-- The input --
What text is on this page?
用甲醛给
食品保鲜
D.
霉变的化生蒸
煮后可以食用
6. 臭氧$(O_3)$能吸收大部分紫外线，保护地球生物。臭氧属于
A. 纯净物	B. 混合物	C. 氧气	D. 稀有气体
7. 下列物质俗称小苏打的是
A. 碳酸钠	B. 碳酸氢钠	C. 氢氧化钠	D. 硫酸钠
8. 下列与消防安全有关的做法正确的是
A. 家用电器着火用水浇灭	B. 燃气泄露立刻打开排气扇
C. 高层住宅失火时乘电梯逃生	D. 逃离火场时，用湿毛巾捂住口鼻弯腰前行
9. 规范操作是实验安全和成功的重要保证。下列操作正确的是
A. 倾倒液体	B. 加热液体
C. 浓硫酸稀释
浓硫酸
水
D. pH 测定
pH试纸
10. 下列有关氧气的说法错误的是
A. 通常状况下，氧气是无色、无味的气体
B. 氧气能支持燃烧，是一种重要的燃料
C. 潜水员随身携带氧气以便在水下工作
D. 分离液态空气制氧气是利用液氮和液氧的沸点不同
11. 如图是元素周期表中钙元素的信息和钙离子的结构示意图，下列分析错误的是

-- Task brief --
Quote the data in full, keeping each word unchanged.

-- The solution --
What text is on this page?
用甲醛给
食品保鲜
D.
霉变的化生蒸
煮后可以食用
6. 臭氧$(O_3)$能吸收大部分紫外线，保护地球生物。臭氧属于
A. 纯净物	B. 混合物	C. 氧气	D. 稀有气体
7. 下列物质俗称小苏打的是
A. 碳酸钠	B. 碳酸氢钠	C. 氢氧化钠	D. 硫酸钠
8. 下列与消防安全有关的做法正确的是
A. 家用电器着火用水浇灭	B. 燃气泄露立刻打开排气扇
C. 高层住宅失火时乘电梯逃生	D. 逃离火场时，用湿毛巾捂住口鼻弯腰前行
9. 规范操作是实验安全和成功的重要保证。下列操作正确的是
A. 倾倒液体	B. 加热液体
C. 浓硫酸稀释
浓硫酸
水
D. pH 测定
pH试纸
10. 下列有关氧气的说法错误的是
A. 通常状况下，氧气是无色、无味的气体
B. 氧气能支持燃烧，是一种重要的燃料
C. 潜水员随身携带氧气以便在水下工作
D. 分离液态空气制氧气是利用液氮和液氧的沸点不同
11. 如图是元素周期表中钙元素的信息和钙离子的结构示意图，下列分析错误的是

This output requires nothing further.